TASK GOAL ::
Quote all entries in full, exactly.

INFORMATION PROVIDED ::

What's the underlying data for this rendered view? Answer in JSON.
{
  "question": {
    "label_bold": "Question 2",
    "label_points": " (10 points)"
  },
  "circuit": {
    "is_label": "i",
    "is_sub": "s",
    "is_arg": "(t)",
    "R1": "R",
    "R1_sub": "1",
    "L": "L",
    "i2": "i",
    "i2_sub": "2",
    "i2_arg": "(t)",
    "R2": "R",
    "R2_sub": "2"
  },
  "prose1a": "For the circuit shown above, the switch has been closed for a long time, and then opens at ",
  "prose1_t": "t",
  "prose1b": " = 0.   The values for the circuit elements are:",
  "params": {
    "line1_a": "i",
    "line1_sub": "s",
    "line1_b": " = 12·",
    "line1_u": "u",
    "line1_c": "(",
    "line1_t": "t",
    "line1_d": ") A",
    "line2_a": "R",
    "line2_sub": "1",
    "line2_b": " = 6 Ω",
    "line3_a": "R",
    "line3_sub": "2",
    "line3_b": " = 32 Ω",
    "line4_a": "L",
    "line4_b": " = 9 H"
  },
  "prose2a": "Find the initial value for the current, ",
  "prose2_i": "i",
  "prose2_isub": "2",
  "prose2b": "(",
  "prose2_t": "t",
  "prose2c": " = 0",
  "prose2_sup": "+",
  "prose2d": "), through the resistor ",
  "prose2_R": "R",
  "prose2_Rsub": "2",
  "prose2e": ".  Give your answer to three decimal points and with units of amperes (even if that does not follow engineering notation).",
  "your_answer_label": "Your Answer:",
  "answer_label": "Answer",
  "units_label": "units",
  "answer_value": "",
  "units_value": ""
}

COMPLETE OUTPUT ::
What's the underlying data for this rendered view? Answer in JSON.
{
  "question": {
    "label_bold": "Question 2",
    "label_points": " (10 points)"
  },
  "circuit": {
    "is_label": "i",
    "is_sub": "s",
    "is_arg": "(t)",
    "R1": "R",
    "R1_sub": "1",
    "L": "L",
    "i2": "i",
    "i2_sub": "2",
    "i2_arg": "(t)",
    "R2": "R",
    "R2_sub": "2"
  },
  "prose1a": "For the circuit shown above, the switch has been closed for a long time, and then opens at ",
  "prose1_t": "t",
  "prose1b": " = 0.   The values for the circuit elements are:",
  "params": {
    "line1_a": "i",
    "line1_sub": "s",
    "line1_b": " = 12·",
    "line1_u": "u",
    "line1_c": "(",
    "line1_t": "t",
    "line1_d": ") A",
    "line2_a": "R",
    "line2_sub": "1",
    "line2_b": " = 6 Ω",
    "line3_a": "R",
    "line3_sub": "2",
    "line3_b": " = 32 Ω",
    "line4_a": "L",
    "line4_b": " = 9 H"
  },
  "prose2a": "Find the initial value for the current, ",
  "prose2_i": "i",
  "prose2_isub": "2",
  "prose2b": "(",
  "prose2_t": "t",
  "prose2c": " = 0",
  "prose2_sup": "+",
  "prose2d": "), through the resistor ",
  "prose2_R": "R",
  "prose2_Rsub": "2",
  "prose2e": ".  Give your answer to three decimal points and with units of amperes (even if that does not follow engineering notation).",
  "your_answer_label": "Your Answer:",
  "answer_label": "Answer",
  "units_label": "units",
  "answer_value": "",
  "units_value": ""
}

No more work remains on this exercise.